• [THE PROBLEM] Write out the data below in full. Keep it exact.
____
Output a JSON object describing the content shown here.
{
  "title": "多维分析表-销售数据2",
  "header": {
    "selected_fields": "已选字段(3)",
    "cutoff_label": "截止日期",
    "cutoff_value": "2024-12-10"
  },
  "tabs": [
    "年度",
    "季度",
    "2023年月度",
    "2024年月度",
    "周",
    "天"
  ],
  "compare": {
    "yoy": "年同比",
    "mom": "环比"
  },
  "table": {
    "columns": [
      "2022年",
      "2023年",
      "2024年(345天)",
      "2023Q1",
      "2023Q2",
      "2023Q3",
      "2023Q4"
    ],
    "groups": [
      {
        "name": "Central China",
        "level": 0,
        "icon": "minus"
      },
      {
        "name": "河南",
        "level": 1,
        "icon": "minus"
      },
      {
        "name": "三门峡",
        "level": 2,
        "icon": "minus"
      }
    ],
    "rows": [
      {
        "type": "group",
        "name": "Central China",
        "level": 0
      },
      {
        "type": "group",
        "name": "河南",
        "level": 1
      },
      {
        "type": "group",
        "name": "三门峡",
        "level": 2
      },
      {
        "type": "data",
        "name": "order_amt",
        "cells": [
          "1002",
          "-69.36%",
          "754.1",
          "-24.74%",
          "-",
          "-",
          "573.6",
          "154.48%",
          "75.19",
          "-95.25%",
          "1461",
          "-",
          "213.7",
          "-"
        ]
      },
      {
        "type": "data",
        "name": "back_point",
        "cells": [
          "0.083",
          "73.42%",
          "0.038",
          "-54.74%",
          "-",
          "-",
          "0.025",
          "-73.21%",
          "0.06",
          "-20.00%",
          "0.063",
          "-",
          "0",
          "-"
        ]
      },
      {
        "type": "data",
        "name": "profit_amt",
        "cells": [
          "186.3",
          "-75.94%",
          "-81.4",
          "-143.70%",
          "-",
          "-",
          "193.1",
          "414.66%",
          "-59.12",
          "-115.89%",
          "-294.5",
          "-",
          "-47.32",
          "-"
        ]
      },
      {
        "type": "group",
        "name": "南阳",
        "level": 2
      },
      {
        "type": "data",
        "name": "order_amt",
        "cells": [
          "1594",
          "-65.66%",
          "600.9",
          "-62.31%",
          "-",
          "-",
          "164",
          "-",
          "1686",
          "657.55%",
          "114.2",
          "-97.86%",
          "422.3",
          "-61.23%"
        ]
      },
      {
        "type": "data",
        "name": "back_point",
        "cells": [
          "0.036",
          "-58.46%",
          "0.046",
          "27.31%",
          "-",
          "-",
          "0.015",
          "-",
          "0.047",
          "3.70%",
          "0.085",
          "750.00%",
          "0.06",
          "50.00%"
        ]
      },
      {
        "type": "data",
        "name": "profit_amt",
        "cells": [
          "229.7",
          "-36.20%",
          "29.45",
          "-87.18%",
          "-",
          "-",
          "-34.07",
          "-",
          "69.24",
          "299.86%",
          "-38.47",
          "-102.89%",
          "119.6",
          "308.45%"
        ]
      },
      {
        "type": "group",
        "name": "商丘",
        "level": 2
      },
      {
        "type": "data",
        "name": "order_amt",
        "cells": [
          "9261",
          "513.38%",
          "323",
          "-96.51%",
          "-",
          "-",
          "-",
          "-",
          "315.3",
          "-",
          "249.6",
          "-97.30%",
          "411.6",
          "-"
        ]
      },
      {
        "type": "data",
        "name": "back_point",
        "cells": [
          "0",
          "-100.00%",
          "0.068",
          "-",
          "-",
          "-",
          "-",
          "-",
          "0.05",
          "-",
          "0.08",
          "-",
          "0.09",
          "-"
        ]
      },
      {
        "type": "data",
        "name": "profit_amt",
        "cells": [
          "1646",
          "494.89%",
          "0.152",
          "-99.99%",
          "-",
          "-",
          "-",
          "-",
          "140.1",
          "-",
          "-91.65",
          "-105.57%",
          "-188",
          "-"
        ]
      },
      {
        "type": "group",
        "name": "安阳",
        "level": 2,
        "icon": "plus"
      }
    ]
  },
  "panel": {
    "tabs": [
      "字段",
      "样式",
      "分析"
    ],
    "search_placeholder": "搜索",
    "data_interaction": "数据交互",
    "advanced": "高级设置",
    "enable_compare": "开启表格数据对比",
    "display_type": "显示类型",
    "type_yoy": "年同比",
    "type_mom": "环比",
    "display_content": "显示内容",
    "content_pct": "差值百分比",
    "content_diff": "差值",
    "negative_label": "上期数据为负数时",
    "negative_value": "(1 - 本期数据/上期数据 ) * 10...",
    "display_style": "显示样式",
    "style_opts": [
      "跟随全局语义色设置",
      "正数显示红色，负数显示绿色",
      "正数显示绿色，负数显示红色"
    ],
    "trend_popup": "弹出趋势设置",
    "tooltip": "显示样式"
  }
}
____
• [RESULT OF THE EXERCISE]
Output a JSON object describing the content shown here.
{
  "title": "多维分析表-销售数据2",
  "header": {
    "selected_fields": "已选字段(3)",
    "cutoff_label": "截止日期",
    "cutoff_value": "2024-12-10"
  },
  "tabs": [
    "年度",
    "季度",
    "2023年月度",
    "2024年月度",
    "周",
    "天"
  ],
  "compare": {
    "yoy": "年同比",
    "mom": "环比"
  },
  "table": {
    "columns": [
      "2022年",
      "2023年",
      "2024年(345天)",
      "2023Q1",
      "2023Q2",
      "2023Q3",
      "2023Q4"
    ],
    "groups": [
      {
        "name": "Central China",
        "level": 0,
        "icon": "minus"
      },
      {
        "name": "河南",
        "level": 1,
        "icon": "minus"
      },
      {
        "name": "三门峡",
        "level": 2,
        "icon": "minus"
      }
    ],
    "rows": [
      {
        "type": "group",
        "name": "Central China",
        "level": 0
      },
      {
        "type": "group",
        "name": "河南",
        "level": 1
      },
      {
        "type": "group",
        "name": "三门峡",
        "level": 2
      },
      {
        "type": "data",
        "name": "order_amt",
        "cells": [
          "1002",
          "-69.36%",
          "754.1",
          "-24.74%",
          "-",
          "-",
          "573.6",
          "154.48%",
          "75.19",
          "-95.25%",
          "1461",
          "-",
          "213.7",
          "-"
        ]
      },
      {
        "type": "data",
        "name": "back_point",
        "cells": [
          "0.083",
          "73.42%",
          "0.038",
          "-54.74%",
          "-",
          "-",
          "0.025",
          "-73.21%",
          "0.06",
          "-20.00%",
          "0.063",
          "-",
          "0",
          "-"
        ]
      },
      {
        "type": "data",
        "name": "profit_amt",
        "cells": [
          "186.3",
          "-75.94%",
          "-81.4",
          "-143.70%",
          "-",
          "-",
          "193.1",
          "414.66%",
          "-59.12",
          "-115.89%",
          "-294.5",
          "-",
          "-47.32",
          "-"
        ]
      },
      {
        "type": "group",
        "name": "南阳",
        "level": 2
      },
      {
        "type": "data",
        "name": "order_amt",
        "cells": [
          "1594",
          "-65.66%",
          "600.9",
          "-62.31%",
          "-",
          "-",
          "164",
          "-",
          "1686",
          "657.55%",
          "114.2",
          "-97.86%",
          "422.3",
          "-61.23%"
        ]
      },
      {
        "type": "data",
        "name": "back_point",
        "cells": [
          "0.036",
          "-58.46%",
          "0.046",
          "27.31%",
          "-",
          "-",
          "0.015",
          "-",
          "0.047",
          "3.70%",
          "0.085",
          "750.00%",
          "0.06",
          "50.00%"
        ]
      },
      {
        "type": "data",
        "name": "profit_amt",
        "cells": [
          "229.7",
          "-36.20%",
          "29.45",
          "-87.18%",
          "-",
          "-",
          "-34.07",
          "-",
          "69.24",
          "299.86%",
          "-38.47",
          "-102.89%",
          "119.6",
          "308.45%"
        ]
      },
      {
        "type": "group",
        "name": "商丘",
        "level": 2
      },
      {
        "type": "data",
        "name": "order_amt",
        "cells": [
          "9261",
          "513.38%",
          "323",
          "-96.51%",
          "-",
          "-",
          "-",
          "-",
          "315.3",
          "-",
          "249.6",
          "-97.30%",
          "411.6",
          "-"
        ]
      },
      {
        "type": "data",
        "name": "back_point",
        "cells": [
          "0",
          "-100.00%",
          "0.068",
          "-",
          "-",
          "-",
          "-",
          "-",
          "0.05",
          "-",
          "0.08",
          "-",
          "0.09",
          "-"
        ]
      },
      {
        "type": "data",
        "name": "profit_amt",
        "cells": [
          "1646",
          "494.89%",
          "0.152",
          "-99.99%",
          "-",
          "-",
          "-",
          "-",
          "140.1",
          "-",
          "-91.65",
          "-105.57%",
          "-188",
          "-"
        ]
      },
      {
        "type": "group",
        "name": "安阳",
        "level": 2,
        "icon": "plus"
      }
    ]
  },
  "panel": {
    "tabs": [
      "字段",
      "样式",
      "分析"
    ],
    "search_placeholder": "搜索",
    "data_interaction": "数据交互",
    "advanced": "高级设置",
    "enable_compare": "开启表格数据对比",
    "display_type": "显示类型",
    "type_yoy": "年同比",
    "type_mom": "环比",
    "display_content": "显示内容",
    "content_pct": "差值百分比",
    "content_diff": "差值",
    "negative_label": "上期数据为负数时",
    "negative_value": "(1 - 本期数据/上期数据 ) * 10...",
    "display_style": "显示样式",
    "style_opts": [
      "跟随全局语义色设置",
      "正数显示红色，负数显示绿色",
      "正数显示绿色，负数显示红色"
    ],
    "trend_popup": "弹出趋势设置",
    "tooltip": "显示样式"
  }
}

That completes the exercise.